— Start Provided material —

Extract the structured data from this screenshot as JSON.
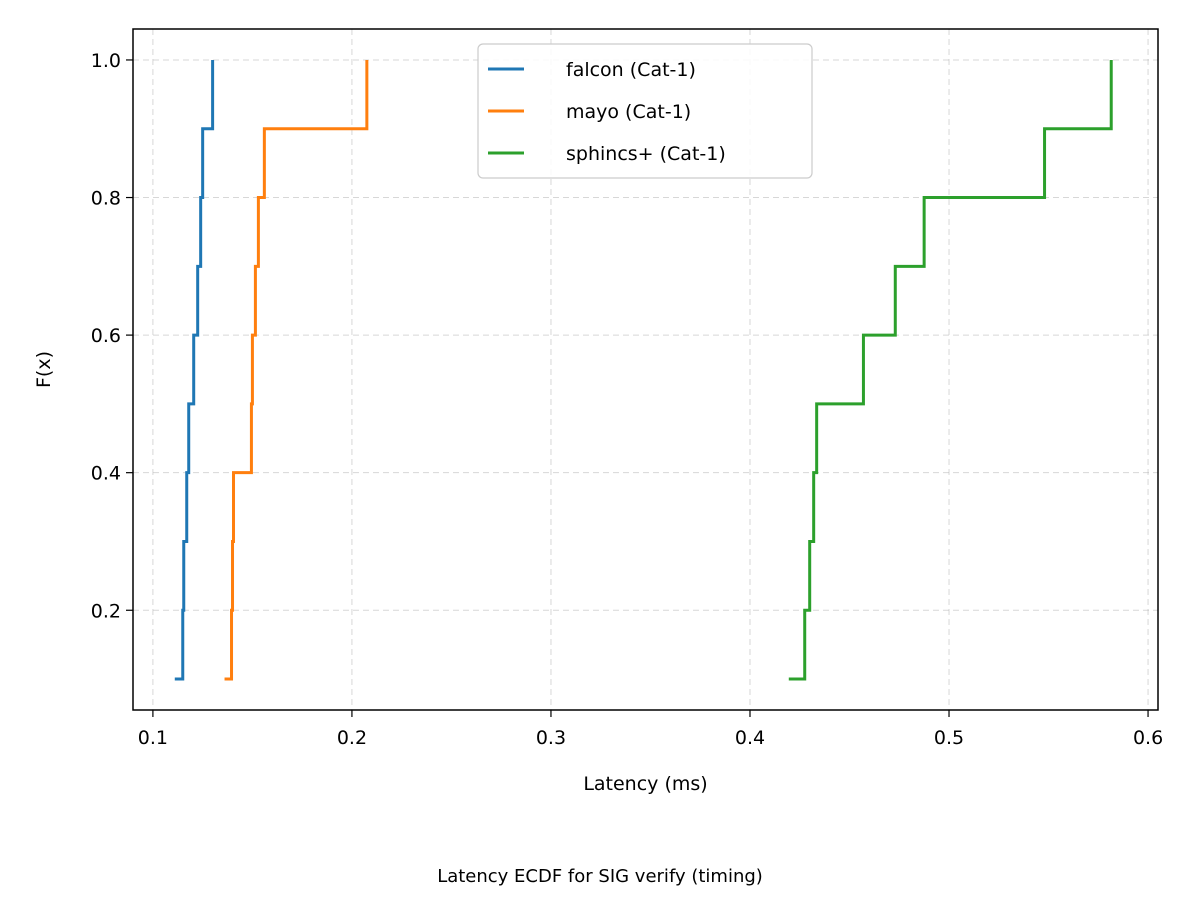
{
  "caption": "Latency ECDF for SIG verify (timing)",
  "chart_data": {
    "type": "line",
    "step": true,
    "title": "",
    "xlabel": "Latency (ms)",
    "ylabel": "F(x)",
    "xlim": [
      0.09,
      0.605
    ],
    "ylim": [
      0.055,
      1.045
    ],
    "xticks": [
      0.1,
      0.2,
      0.3,
      0.4,
      0.5,
      0.6
    ],
    "xtick_labels": [
      "0.1",
      "0.2",
      "0.3",
      "0.4",
      "0.5",
      "0.6"
    ],
    "yticks": [
      0.2,
      0.4,
      0.6,
      0.8,
      1.0
    ],
    "ytick_labels": [
      "0.2",
      "0.4",
      "0.6",
      "0.8",
      "1.0"
    ],
    "grid": true,
    "legend_position": "top-center",
    "series": [
      {
        "name": "falcon (Cat-1)",
        "color": "#1f77b4",
        "x": [
          0.1125,
          0.115,
          0.1155,
          0.117,
          0.118,
          0.1205,
          0.1225,
          0.124,
          0.125,
          0.13
        ],
        "y": [
          0.1,
          0.2,
          0.3,
          0.4,
          0.5,
          0.6,
          0.7,
          0.8,
          0.9,
          1.0
        ]
      },
      {
        "name": "mayo (Cat-1)",
        "color": "#ff7f0e",
        "x": [
          0.1375,
          0.1395,
          0.14,
          0.1405,
          0.1495,
          0.15,
          0.1515,
          0.153,
          0.156,
          0.2075
        ],
        "y": [
          0.1,
          0.2,
          0.3,
          0.4,
          0.5,
          0.6,
          0.7,
          0.8,
          0.9,
          1.0
        ]
      },
      {
        "name": "sphincs+ (Cat-1)",
        "color": "#2ca02c",
        "x": [
          0.421,
          0.4275,
          0.43,
          0.432,
          0.4335,
          0.457,
          0.473,
          0.4875,
          0.548,
          0.5815
        ],
        "y": [
          0.1,
          0.2,
          0.3,
          0.4,
          0.5,
          0.6,
          0.7,
          0.8,
          0.9,
          1.0
        ]
      }
    ]
  }
}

— End Provided material —

Problem to solve: Copy every line of the listing where the word "color" appears.

Output for this task:
        "color": "#1f77b4",
        "color": "#ff7f0e",
        "color": "#2ca02c",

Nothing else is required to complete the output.